TO DO — Where a line in the listing below contains the word "Revenue", copy that line.

DATA SUPPLIED —
════════════════════
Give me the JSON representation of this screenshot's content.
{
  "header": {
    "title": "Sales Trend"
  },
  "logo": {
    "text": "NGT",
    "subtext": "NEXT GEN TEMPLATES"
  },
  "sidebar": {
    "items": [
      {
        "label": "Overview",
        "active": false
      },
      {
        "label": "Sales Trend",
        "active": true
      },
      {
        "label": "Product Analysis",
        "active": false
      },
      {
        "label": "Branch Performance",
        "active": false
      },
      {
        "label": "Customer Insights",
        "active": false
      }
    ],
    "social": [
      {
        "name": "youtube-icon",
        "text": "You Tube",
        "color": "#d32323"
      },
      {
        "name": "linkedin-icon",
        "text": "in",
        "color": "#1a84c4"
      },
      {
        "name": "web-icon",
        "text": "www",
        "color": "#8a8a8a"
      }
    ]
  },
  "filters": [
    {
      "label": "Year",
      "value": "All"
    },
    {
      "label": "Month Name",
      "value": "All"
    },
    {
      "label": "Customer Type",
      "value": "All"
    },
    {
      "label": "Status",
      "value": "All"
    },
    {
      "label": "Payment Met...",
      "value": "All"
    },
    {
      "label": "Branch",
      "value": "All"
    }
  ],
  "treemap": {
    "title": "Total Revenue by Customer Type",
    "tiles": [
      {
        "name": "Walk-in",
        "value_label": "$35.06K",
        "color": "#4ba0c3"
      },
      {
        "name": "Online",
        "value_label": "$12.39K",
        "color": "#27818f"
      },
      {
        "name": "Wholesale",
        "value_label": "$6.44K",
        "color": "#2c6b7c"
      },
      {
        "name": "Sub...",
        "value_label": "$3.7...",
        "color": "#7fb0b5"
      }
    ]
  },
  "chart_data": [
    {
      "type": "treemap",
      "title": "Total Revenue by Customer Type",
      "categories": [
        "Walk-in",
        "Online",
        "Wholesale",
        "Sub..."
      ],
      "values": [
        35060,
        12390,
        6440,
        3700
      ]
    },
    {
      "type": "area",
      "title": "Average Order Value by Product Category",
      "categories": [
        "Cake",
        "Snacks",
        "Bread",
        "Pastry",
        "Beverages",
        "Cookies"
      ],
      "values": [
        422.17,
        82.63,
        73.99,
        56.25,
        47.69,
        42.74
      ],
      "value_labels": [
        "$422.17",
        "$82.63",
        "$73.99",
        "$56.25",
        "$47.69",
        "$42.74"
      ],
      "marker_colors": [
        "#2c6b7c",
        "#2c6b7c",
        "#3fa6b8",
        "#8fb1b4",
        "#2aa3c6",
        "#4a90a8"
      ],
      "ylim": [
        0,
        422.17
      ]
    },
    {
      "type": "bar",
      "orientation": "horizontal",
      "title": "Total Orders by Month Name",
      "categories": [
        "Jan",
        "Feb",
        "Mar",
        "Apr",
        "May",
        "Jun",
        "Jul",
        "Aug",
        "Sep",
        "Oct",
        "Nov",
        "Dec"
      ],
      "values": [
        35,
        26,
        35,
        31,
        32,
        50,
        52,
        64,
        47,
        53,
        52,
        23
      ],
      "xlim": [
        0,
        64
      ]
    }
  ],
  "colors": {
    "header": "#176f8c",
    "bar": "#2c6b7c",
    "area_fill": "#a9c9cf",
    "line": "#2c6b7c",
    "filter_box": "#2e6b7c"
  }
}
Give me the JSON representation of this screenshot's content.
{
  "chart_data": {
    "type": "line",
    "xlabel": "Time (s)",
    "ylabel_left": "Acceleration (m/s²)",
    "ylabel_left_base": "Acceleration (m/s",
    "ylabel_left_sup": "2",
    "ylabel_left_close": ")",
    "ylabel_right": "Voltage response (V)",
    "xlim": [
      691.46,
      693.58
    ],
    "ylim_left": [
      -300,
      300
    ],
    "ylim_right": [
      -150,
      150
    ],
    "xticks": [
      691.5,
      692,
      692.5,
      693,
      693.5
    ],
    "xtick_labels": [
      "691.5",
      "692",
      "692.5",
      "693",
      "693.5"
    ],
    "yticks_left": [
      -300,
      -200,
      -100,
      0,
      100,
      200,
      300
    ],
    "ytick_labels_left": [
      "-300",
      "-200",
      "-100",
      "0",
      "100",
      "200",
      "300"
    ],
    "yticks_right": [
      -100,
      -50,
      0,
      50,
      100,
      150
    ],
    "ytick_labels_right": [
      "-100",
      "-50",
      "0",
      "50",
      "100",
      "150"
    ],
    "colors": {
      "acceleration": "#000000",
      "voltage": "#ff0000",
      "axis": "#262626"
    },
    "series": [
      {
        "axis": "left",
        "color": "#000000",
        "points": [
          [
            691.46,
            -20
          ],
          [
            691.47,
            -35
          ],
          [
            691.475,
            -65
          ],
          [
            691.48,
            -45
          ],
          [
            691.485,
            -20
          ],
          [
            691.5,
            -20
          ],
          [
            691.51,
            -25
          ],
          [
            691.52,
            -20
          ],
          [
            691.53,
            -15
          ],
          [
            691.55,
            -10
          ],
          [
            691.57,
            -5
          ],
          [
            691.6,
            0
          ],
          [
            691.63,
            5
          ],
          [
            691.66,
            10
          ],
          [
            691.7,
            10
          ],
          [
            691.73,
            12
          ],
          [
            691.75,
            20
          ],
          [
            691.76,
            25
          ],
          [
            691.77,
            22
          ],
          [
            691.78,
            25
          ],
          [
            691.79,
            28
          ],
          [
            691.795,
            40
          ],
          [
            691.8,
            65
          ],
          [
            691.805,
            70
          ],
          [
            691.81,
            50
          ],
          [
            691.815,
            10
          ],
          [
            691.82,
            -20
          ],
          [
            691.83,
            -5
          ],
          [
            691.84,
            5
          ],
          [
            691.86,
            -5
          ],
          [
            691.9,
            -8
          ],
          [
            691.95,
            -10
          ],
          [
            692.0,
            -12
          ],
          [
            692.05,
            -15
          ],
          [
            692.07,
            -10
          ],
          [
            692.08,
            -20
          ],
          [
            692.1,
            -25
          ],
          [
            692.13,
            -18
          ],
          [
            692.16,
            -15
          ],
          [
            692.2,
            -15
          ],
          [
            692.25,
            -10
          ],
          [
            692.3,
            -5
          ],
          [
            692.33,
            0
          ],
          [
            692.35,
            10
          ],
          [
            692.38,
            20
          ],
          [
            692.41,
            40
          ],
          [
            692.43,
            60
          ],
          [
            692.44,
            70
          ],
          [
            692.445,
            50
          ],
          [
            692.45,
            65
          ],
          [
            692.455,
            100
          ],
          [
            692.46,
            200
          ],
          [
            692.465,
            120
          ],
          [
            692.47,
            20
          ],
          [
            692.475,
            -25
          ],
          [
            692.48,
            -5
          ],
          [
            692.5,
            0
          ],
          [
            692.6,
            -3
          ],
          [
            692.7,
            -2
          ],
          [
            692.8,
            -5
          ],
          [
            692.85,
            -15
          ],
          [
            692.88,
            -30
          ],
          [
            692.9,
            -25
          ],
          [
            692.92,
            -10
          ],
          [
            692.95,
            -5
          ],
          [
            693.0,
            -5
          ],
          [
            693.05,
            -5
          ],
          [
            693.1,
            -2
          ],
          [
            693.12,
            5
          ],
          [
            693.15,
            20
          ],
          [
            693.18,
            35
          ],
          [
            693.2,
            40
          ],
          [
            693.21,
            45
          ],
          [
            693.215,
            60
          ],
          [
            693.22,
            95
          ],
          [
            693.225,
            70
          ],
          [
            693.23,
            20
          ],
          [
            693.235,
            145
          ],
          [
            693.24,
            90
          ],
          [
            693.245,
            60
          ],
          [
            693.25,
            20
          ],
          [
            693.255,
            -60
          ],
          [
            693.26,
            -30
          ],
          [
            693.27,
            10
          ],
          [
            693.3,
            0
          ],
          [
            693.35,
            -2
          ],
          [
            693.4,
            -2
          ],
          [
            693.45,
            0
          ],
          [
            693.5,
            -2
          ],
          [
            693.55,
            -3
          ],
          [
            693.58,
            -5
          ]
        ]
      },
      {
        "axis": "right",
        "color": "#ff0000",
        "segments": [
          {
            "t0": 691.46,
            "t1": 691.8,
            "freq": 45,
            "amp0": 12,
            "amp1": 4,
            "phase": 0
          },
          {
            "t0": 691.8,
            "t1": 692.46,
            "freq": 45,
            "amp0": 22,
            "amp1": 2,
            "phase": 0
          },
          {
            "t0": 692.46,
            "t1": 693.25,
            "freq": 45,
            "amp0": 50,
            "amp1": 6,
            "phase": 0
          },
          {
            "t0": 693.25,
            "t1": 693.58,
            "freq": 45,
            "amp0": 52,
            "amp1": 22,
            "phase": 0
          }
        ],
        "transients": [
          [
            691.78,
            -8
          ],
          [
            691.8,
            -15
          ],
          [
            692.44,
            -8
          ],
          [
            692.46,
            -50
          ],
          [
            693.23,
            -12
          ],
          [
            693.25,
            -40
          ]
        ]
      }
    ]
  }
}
════════════════════
EXERCISE ANSWER —
    "title": "Total Revenue by Customer Type",
      "title": "Total Revenue by Customer Type",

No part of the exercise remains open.